_Short task_
Collect from the data below each line with "false".

Records from a collection:
>> Begin

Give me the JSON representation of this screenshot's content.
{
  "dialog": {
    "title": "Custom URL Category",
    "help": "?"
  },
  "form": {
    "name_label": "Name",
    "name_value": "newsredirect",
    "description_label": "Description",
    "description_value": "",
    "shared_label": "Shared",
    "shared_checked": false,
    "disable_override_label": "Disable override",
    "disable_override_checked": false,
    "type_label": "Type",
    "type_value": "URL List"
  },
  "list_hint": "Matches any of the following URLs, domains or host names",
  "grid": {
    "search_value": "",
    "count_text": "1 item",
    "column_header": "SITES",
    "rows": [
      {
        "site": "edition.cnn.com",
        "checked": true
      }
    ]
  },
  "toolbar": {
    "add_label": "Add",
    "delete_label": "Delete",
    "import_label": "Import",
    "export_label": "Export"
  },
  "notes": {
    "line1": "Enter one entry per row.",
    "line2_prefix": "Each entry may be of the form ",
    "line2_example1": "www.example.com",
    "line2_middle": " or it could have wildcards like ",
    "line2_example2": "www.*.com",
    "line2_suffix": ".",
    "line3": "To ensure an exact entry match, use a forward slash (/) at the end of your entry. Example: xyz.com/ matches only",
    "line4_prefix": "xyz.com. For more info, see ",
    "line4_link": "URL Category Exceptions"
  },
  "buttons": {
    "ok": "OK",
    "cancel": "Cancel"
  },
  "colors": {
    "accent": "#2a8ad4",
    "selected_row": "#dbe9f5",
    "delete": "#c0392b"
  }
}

>> End

_Full answer_
    "shared_checked": false,
    "disable_override_checked": false,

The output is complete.